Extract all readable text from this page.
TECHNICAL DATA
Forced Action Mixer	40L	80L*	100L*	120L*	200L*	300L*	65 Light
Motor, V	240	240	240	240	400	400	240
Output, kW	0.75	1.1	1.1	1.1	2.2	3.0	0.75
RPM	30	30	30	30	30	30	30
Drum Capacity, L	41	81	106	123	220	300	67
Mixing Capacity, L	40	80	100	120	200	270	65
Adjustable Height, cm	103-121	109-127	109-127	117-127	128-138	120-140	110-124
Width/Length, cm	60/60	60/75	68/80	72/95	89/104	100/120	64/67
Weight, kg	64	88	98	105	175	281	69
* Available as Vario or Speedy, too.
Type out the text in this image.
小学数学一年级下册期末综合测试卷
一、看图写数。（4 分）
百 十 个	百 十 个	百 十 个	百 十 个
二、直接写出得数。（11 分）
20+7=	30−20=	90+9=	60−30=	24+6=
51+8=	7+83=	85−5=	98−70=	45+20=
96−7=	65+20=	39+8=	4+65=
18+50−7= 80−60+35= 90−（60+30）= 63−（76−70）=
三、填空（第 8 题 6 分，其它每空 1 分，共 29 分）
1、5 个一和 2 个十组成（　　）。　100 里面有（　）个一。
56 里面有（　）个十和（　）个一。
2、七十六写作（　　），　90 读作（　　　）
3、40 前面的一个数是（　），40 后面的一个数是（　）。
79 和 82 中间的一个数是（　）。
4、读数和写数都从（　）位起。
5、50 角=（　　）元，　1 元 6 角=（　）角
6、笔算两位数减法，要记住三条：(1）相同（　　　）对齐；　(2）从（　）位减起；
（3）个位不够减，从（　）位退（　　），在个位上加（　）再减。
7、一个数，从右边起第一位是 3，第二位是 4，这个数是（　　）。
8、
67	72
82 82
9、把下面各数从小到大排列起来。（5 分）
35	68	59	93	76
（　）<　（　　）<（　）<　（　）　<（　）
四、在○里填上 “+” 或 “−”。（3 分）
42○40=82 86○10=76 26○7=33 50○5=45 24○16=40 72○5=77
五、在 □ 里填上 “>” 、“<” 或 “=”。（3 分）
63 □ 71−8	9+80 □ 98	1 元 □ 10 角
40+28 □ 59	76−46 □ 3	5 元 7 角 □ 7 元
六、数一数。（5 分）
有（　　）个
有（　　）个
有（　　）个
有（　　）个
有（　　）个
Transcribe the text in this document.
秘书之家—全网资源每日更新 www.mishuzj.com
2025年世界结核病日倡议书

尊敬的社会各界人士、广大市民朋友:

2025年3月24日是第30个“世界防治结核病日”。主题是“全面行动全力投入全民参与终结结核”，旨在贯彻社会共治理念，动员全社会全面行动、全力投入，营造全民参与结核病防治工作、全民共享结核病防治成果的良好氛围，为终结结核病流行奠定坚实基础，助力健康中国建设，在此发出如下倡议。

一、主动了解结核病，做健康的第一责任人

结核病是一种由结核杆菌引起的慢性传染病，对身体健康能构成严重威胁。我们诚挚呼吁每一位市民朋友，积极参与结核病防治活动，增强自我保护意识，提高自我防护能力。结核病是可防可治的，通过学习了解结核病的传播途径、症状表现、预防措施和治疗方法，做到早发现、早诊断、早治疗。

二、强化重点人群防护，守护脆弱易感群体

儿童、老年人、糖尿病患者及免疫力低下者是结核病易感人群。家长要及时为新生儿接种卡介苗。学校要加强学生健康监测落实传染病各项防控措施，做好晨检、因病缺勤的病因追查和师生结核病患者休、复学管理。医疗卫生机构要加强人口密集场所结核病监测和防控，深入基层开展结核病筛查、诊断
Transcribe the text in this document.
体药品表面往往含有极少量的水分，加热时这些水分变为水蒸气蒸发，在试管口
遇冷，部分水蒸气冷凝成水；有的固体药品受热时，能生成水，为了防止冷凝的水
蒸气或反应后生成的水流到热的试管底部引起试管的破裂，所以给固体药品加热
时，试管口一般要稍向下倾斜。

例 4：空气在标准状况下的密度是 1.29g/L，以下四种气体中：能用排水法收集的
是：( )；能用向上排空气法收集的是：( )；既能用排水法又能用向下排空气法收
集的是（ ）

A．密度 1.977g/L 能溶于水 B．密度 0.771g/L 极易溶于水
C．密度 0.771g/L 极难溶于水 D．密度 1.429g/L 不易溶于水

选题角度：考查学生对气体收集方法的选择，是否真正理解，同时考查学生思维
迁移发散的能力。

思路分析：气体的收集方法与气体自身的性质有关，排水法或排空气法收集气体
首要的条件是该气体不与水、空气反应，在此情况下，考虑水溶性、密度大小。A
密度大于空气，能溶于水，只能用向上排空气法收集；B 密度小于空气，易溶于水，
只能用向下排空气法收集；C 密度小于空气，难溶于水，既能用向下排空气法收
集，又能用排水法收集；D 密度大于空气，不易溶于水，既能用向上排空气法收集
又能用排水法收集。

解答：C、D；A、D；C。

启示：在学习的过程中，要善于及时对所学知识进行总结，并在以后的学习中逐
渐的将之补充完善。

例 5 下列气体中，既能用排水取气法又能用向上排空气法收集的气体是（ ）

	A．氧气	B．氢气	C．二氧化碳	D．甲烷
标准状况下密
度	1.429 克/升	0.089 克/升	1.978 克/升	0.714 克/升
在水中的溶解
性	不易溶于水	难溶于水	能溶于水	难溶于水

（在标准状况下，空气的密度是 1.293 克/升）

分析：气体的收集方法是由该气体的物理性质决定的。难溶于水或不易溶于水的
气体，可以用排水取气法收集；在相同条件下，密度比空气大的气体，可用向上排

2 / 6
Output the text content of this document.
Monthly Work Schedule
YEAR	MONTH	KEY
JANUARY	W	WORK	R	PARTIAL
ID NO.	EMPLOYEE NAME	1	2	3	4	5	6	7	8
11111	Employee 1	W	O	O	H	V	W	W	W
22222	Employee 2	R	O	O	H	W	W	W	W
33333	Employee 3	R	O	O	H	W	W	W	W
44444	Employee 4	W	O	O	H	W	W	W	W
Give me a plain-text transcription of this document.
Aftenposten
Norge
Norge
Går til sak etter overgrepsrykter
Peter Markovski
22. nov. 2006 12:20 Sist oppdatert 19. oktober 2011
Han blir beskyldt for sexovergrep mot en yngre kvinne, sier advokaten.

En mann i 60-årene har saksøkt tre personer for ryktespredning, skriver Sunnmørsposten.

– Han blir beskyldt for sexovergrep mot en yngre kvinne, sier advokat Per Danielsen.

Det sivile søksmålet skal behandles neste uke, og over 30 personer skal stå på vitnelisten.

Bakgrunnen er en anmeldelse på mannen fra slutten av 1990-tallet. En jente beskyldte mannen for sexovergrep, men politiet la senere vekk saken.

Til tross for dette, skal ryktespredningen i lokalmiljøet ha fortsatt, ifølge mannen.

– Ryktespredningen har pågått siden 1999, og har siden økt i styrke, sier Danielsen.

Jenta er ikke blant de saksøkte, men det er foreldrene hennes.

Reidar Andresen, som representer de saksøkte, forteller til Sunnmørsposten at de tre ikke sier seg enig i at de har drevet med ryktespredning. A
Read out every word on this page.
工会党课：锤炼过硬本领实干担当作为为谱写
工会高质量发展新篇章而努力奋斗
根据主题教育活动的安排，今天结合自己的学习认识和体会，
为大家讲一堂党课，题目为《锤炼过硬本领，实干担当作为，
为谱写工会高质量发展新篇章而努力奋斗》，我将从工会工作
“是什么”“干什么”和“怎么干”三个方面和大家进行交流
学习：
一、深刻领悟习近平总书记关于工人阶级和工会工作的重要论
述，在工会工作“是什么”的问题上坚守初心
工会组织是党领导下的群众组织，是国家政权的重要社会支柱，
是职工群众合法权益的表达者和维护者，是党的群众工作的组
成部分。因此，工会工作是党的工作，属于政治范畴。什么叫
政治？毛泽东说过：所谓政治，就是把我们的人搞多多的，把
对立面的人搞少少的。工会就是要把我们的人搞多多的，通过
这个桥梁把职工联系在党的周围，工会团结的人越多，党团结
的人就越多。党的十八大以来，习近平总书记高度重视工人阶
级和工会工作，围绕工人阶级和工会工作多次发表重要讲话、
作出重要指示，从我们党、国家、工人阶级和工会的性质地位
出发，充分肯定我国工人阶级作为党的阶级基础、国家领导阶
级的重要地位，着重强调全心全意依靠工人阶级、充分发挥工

▶ _Task to carry out_:
In the records above, how many lines include "sexovergrep"? Give that number and nothing more.

▶ _Task output_:
3